%%

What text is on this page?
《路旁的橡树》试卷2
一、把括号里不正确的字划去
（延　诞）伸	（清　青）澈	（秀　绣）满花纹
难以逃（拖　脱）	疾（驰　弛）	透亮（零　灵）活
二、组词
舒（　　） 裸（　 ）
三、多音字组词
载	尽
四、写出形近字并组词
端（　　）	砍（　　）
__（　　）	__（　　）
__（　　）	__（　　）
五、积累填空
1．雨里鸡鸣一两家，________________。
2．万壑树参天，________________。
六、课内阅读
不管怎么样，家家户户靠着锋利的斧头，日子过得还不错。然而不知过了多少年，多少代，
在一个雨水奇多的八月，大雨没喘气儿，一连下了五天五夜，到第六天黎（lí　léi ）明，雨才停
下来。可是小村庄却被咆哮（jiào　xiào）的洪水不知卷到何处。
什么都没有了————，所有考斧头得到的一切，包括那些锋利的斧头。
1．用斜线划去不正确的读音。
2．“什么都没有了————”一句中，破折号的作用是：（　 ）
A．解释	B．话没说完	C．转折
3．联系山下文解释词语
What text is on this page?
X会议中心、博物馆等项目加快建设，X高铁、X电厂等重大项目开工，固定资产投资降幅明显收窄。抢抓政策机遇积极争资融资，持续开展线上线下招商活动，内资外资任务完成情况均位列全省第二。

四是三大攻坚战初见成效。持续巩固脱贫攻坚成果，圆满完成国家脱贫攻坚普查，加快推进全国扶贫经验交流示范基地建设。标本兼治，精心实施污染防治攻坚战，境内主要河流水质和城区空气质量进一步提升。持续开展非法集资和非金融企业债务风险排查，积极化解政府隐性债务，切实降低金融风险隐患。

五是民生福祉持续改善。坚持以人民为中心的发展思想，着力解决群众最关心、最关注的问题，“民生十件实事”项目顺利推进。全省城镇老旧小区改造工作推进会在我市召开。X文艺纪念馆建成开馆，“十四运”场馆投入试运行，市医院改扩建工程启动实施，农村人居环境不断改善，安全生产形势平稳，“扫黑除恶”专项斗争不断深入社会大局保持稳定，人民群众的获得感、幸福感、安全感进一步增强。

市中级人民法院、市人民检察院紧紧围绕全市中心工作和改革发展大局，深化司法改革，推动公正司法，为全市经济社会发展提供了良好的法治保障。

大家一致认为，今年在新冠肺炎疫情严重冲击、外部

%%

◆ **Given task**
Exactly reproduce every record.

◆ **Finished answer**
What text is on this page?
《路旁的橡树》试卷2
一、把括号里不正确的字划去
（延　诞）伸	（清　青）澈	（秀　绣）满花纹
难以逃（拖　脱）	疾（驰　弛）	透亮（零　灵）活
二、组词
舒（　　） 裸（　 ）
三、多音字组词
载	尽
四、写出形近字并组词
端（　　）	砍（　　）
__（　　）	__（　　）
__（　　）	__（　　）
五、积累填空
1．雨里鸡鸣一两家，________________。
2．万壑树参天，________________。
六、课内阅读
不管怎么样，家家户户靠着锋利的斧头，日子过得还不错。然而不知过了多少年，多少代，
在一个雨水奇多的八月，大雨没喘气儿，一连下了五天五夜，到第六天黎（lí　léi ）明，雨才停
下来。可是小村庄却被咆哮（jiào　xiào）的洪水不知卷到何处。
什么都没有了————，所有考斧头得到的一切，包括那些锋利的斧头。
1．用斜线划去不正确的读音。
2．“什么都没有了————”一句中，破折号的作用是：（　 ）
A．解释	B．话没说完	C．转折
3．联系山下文解释词语
What text is on this page?
X会议中心、博物馆等项目加快建设，X高铁、X电厂等重大项目开工，固定资产投资降幅明显收窄。抢抓政策机遇积极争资融资，持续开展线上线下招商活动，内资外资任务完成情况均位列全省第二。

四是三大攻坚战初见成效。持续巩固脱贫攻坚成果，圆满完成国家脱贫攻坚普查，加快推进全国扶贫经验交流示范基地建设。标本兼治，精心实施污染防治攻坚战，境内主要河流水质和城区空气质量进一步提升。持续开展非法集资和非金融企业债务风险排查，积极化解政府隐性债务，切实降低金融风险隐患。

五是民生福祉持续改善。坚持以人民为中心的发展思想，着力解决群众最关心、最关注的问题，“民生十件实事”项目顺利推进。全省城镇老旧小区改造工作推进会在我市召开。X文艺纪念馆建成开馆，“十四运”场馆投入试运行，市医院改扩建工程启动实施，农村人居环境不断改善，安全生产形势平稳，“扫黑除恶”专项斗争不断深入社会大局保持稳定，人民群众的获得感、幸福感、安全感进一步增强。

市中级人民法院、市人民检察院紧紧围绕全市中心工作和改革发展大局，深化司法改革，推动公正司法，为全市经济社会发展提供了良好的法治保障。

大家一致认为，今年在新冠肺炎疫情严重冲击、外部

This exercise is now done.